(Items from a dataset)
- - -

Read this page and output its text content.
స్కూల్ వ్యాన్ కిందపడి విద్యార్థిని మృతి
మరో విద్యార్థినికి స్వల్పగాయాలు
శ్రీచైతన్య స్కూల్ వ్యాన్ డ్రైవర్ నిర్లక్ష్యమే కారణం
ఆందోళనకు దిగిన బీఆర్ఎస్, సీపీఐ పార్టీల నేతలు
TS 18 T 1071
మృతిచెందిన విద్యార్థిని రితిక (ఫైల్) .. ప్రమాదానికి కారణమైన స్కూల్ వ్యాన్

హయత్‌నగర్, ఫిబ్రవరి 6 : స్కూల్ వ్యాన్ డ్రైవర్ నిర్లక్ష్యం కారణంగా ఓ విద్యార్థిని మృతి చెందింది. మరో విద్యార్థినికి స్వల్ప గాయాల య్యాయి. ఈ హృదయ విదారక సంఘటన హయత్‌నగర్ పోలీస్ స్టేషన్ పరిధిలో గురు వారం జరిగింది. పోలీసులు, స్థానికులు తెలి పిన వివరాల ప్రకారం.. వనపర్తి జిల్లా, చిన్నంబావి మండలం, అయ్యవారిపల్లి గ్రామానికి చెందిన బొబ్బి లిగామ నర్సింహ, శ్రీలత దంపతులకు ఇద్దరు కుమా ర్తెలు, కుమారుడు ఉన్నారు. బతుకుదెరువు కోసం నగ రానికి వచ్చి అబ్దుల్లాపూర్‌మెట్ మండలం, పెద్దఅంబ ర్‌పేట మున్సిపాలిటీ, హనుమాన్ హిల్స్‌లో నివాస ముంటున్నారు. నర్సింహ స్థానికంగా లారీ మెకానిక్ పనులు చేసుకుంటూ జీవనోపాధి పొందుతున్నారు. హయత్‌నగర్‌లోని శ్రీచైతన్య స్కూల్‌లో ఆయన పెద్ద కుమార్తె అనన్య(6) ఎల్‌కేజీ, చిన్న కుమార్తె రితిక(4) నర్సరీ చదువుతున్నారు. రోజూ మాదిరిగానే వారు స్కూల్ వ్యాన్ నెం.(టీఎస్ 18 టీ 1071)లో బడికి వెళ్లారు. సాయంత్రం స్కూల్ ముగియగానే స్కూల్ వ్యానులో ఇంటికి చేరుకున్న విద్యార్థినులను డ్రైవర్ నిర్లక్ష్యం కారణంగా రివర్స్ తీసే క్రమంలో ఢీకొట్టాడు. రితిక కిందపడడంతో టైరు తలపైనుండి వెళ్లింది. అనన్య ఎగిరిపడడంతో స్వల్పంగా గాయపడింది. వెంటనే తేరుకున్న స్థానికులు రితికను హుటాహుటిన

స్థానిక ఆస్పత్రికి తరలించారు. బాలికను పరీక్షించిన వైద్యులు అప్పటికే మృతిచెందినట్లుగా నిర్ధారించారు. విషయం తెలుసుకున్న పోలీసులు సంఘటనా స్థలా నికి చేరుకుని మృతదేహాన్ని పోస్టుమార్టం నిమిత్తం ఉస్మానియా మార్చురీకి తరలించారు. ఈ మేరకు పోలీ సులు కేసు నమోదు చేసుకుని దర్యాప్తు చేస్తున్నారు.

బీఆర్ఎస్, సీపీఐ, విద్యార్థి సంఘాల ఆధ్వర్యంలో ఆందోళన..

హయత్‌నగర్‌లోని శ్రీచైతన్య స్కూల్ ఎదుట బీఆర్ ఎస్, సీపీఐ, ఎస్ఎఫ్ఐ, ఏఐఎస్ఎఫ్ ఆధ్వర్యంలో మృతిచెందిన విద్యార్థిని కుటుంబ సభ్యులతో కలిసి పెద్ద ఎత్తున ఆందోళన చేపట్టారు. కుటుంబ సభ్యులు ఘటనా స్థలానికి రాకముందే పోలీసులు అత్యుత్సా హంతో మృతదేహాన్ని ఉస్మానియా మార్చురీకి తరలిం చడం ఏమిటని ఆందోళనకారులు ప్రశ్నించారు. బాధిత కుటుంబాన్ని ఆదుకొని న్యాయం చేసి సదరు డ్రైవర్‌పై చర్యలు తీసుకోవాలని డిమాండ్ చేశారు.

- - -

◆ What is expected
Using the data above, return each line exactly as written.

◆ Solution below
Read this page and output its text content.
స్కూల్ వ్యాన్ కిందపడి విద్యార్థిని మృతి
మరో విద్యార్థినికి స్వల్పగాయాలు
శ్రీచైతన్య స్కూల్ వ్యాన్ డ్రైవర్ నిర్లక్ష్యమే కారణం
ఆందోళనకు దిగిన బీఆర్ఎస్, సీపీఐ పార్టీల నేతలు
TS 18 T 1071
మృతిచెందిన విద్యార్థిని రితిక (ఫైల్) .. ప్రమాదానికి కారణమైన స్కూల్ వ్యాన్

హయత్‌నగర్, ఫిబ్రవరి 6 : స్కూల్ వ్యాన్ డ్రైవర్ నిర్లక్ష్యం కారణంగా ఓ విద్యార్థిని మృతి చెందింది. మరో విద్యార్థినికి స్వల్ప గాయాల య్యాయి. ఈ హృదయ విదారక సంఘటన హయత్‌నగర్ పోలీస్ స్టేషన్ పరిధిలో గురు వారం జరిగింది. పోలీసులు, స్థానికులు తెలి పిన వివరాల ప్రకారం.. వనపర్తి జిల్లా, చిన్నంబావి మండలం, అయ్యవారిపల్లి గ్రామానికి చెందిన బొబ్బి లిగామ నర్సింహ, శ్రీలత దంపతులకు ఇద్దరు కుమా ర్తెలు, కుమారుడు ఉన్నారు. బతుకుదెరువు కోసం నగ రానికి వచ్చి అబ్దుల్లాపూర్‌మెట్ మండలం, పెద్దఅంబ ర్‌పేట మున్సిపాలిటీ, హనుమాన్ హిల్స్‌లో నివాస ముంటున్నారు. నర్సింహ స్థానికంగా లారీ మెకానిక్ పనులు చేసుకుంటూ జీవనోపాధి పొందుతున్నారు. హయత్‌నగర్‌లోని శ్రీచైతన్య స్కూల్‌లో ఆయన పెద్ద కుమార్తె అనన్య(6) ఎల్‌కేజీ, చిన్న కుమార్తె రితిక(4) నర్సరీ చదువుతున్నారు. రోజూ మాదిరిగానే వారు స్కూల్ వ్యాన్ నెం.(టీఎస్ 18 టీ 1071)లో బడికి వెళ్లారు. సాయంత్రం స్కూల్ ముగియగానే స్కూల్ వ్యానులో ఇంటికి చేరుకున్న విద్యార్థినులను డ్రైవర్ నిర్లక్ష్యం కారణంగా రివర్స్ తీసే క్రమంలో ఢీకొట్టాడు. రితిక కిందపడడంతో టైరు తలపైనుండి వెళ్లింది. అనన్య ఎగిరిపడడంతో స్వల్పంగా గాయపడింది. వెంటనే తేరుకున్న స్థానికులు రితికను హుటాహుటిన

స్థానిక ఆస్పత్రికి తరలించారు. బాలికను పరీక్షించిన వైద్యులు అప్పటికే మృతిచెందినట్లుగా నిర్ధారించారు. విషయం తెలుసుకున్న పోలీసులు సంఘటనా స్థలా నికి చేరుకుని మృతదేహాన్ని పోస్టుమార్టం నిమిత్తం ఉస్మానియా మార్చురీకి తరలించారు. ఈ మేరకు పోలీ సులు కేసు నమోదు చేసుకుని దర్యాప్తు చేస్తున్నారు.

బీఆర్ఎస్, సీపీఐ, విద్యార్థి సంఘాల ఆధ్వర్యంలో ఆందోళన..

హయత్‌నగర్‌లోని శ్రీచైతన్య స్కూల్ ఎదుట బీఆర్ ఎస్, సీపీఐ, ఎస్ఎఫ్ఐ, ఏఐఎస్ఎఫ్ ఆధ్వర్యంలో మృతిచెందిన విద్యార్థిని కుటుంబ సభ్యులతో కలిసి పెద్ద ఎత్తున ఆందోళన చేపట్టారు. కుటుంబ సభ్యులు ఘటనా స్థలానికి రాకముందే పోలీసులు అత్యుత్సా హంతో మృతదేహాన్ని ఉస్మానియా మార్చురీకి తరలిం చడం ఏమిటని ఆందోళనకారులు ప్రశ్నించారు. బాధిత కుటుంబాన్ని ఆదుకొని న్యాయం చేసి సదరు డ్రైవర్‌పై చర్యలు తీసుకోవాలని డిమాండ్ చేశారు.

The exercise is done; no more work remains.